** SET TASK **
Select and copy out every line in the records containing "cases".

** ITEMS **

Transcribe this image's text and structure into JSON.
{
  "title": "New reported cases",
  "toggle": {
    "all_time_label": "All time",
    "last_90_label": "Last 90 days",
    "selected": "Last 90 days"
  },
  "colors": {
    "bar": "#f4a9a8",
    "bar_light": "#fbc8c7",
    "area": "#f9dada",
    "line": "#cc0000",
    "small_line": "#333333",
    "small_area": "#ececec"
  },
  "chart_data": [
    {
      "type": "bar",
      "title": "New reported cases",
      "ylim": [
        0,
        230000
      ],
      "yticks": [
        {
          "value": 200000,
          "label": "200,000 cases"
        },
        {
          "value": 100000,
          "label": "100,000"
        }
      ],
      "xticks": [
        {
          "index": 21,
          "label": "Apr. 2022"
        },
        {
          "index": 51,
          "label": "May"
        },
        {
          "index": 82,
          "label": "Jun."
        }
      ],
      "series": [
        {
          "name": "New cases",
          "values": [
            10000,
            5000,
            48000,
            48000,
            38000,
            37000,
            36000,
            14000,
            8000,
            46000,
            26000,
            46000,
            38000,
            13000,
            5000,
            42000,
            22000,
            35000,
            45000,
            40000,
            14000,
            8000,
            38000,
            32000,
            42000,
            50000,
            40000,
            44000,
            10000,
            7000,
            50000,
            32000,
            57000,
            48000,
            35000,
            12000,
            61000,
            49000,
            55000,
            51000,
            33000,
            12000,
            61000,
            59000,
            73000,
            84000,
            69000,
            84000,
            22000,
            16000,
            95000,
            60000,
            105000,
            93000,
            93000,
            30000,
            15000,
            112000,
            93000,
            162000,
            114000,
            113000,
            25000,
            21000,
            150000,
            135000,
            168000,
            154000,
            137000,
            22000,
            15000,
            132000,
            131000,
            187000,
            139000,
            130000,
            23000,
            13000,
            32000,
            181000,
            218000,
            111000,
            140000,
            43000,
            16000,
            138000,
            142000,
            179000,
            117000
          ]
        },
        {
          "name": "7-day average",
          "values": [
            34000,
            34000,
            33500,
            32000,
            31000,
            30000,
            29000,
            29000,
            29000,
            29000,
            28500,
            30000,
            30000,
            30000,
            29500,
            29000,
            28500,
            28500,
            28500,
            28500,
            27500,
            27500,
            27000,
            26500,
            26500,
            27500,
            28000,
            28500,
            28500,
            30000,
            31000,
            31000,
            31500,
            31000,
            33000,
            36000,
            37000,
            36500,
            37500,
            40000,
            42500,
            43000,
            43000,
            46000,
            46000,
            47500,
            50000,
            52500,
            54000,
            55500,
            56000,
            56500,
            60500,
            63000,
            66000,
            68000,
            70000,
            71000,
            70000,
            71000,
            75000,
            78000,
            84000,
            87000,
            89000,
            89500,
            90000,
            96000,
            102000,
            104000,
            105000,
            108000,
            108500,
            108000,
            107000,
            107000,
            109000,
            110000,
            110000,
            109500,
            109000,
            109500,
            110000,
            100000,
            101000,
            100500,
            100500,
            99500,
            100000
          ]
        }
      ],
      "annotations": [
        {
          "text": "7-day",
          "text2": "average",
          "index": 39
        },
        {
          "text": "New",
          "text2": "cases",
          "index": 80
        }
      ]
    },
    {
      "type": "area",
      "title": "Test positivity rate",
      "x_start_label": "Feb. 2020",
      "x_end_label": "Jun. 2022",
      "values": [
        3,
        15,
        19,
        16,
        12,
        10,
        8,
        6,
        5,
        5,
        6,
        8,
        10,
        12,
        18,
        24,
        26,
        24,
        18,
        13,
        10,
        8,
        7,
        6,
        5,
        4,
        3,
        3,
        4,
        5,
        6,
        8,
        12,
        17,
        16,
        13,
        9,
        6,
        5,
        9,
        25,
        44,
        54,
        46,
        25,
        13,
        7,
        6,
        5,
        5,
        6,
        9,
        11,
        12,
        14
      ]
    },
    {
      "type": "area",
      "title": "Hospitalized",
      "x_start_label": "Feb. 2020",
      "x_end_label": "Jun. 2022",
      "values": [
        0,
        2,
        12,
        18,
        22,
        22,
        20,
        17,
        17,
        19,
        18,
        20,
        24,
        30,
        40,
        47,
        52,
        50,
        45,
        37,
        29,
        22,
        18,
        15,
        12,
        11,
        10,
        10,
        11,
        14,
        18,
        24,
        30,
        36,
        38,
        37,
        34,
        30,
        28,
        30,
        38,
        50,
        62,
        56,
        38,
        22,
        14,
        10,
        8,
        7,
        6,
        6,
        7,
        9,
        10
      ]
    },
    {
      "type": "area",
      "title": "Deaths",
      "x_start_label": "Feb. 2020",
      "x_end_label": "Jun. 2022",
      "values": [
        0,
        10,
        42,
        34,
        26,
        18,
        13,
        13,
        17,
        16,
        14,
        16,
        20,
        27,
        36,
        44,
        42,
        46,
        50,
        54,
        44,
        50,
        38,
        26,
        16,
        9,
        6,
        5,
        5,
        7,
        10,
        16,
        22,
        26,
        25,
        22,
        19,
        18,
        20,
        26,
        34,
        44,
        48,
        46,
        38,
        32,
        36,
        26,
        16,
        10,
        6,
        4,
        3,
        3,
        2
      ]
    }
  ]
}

** EXERCISE SOLUTION **
  "title": "New reported cases",
      "title": "New reported cases",
          "label": "200,000 cases"
          "name": "New cases",
          "text2": "cases",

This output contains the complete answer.